**WRITTEN INSTRUCTION**.
Make an exact copy of each entry, leaving out every picture.

--- Begin SUPPLIED RECORDS ---

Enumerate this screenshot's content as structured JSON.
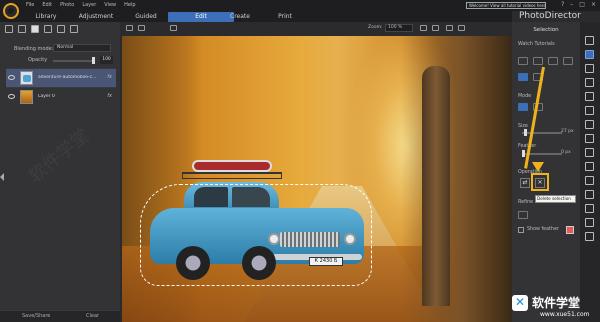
{
  "titlebar": {
    "menu": [
      "File",
      "Edit",
      "Photo",
      "Layer",
      "View",
      "Help"
    ],
    "welcome": "Welcome! View all tutorial videos here!",
    "buttons": [
      "?",
      "–",
      "□",
      "×"
    ]
  },
  "tabs": [
    "Library",
    "Adjustment",
    "Guided",
    "Edit",
    "Create",
    "Print"
  ],
  "active_tab": "Edit",
  "app_name": "PhotoDirector",
  "left_panel": {
    "blending_label": "Blending mode:",
    "blending_value": "Normal",
    "opacity_label": "Opacity",
    "opacity_value": "100",
    "opacity_fraction": 1.0,
    "layers": [
      {
        "name": "adventure-automobile-c...",
        "fx": "fx",
        "selected": true
      },
      {
        "name": "Layer 0",
        "fx": "fx",
        "selected": false
      }
    ],
    "save_share": "Save/Share",
    "clear": "Clear",
    "watermark": "软件学堂"
  },
  "canvas_toolbar": {
    "zoom_label": "Zoom:",
    "zoom_value": "100 %"
  },
  "canvas": {
    "plate_text": "К 2430 Б"
  },
  "right_panel": {
    "title": "Selection",
    "watch_tutorials": "Watch Tutorials",
    "mode_label": "Mode",
    "size_label": "Size",
    "size_value": "27 px",
    "feather_label": "Feather",
    "feather_value": "0 px",
    "operation_label": "Operation",
    "tooltip": "Delete selection",
    "refine_label": "Refine",
    "show_feather": "Show feather",
    "accent": "#3d6fb8",
    "highlight": "#f0b21c"
  },
  "brand": {
    "name": "软件学堂",
    "url": "www.xue51.com"
  }
}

--- End SUPPLIED RECORDS ---

**RESULT OF THIS EXERCISE**.
Enumerate this screenshot's content as structured JSON.
{
  "titlebar": {
    "menu": [
      "File",
      "Edit",
      "Photo",
      "Layer",
      "View",
      "Help"
    ],
    "welcome": "Welcome! View all tutorial videos here!",
    "buttons": [
      "?",
      "–",
      "□",
      "×"
    ]
  },
  "tabs": [
    "Library",
    "Adjustment",
    "Guided",
    "Edit",
    "Create",
    "Print"
  ],
  "active_tab": "Edit",
  "app_name": "PhotoDirector",
  "left_panel": {
    "blending_label": "Blending mode:",
    "blending_value": "Normal",
    "opacity_label": "Opacity",
    "opacity_value": "100",
    "opacity_fraction": 1.0,
    "layers": [
      {
        "name": "adventure-automobile-c...",
        "fx": "fx",
        "selected": true
      },
      {
        "name": "Layer 0",
        "fx": "fx",
        "selected": false
      }
    ],
    "save_share": "Save/Share",
    "clear": "Clear",
    "watermark": "软件学堂"
  },
  "canvas_toolbar": {
    "zoom_label": "Zoom:",
    "zoom_value": "100 %"
  },
  "canvas": {
    "plate_text": "К 2430 Б"
  },
  "right_panel": {
    "title": "Selection",
    "watch_tutorials": "Watch Tutorials",
    "mode_label": "Mode",
    "size_label": "Size",
    "size_value": "27 px",
    "feather_label": "Feather",
    "feather_value": "0 px",
    "operation_label": "Operation",
    "tooltip": "Delete selection",
    "refine_label": "Refine",
    "show_feather": "Show feather",
    "accent": "#3d6fb8",
    "highlight": "#f0b21c"
  },
  "brand": {
    "name": "软件学堂",
    "url": "www.xue51.com"
  }
}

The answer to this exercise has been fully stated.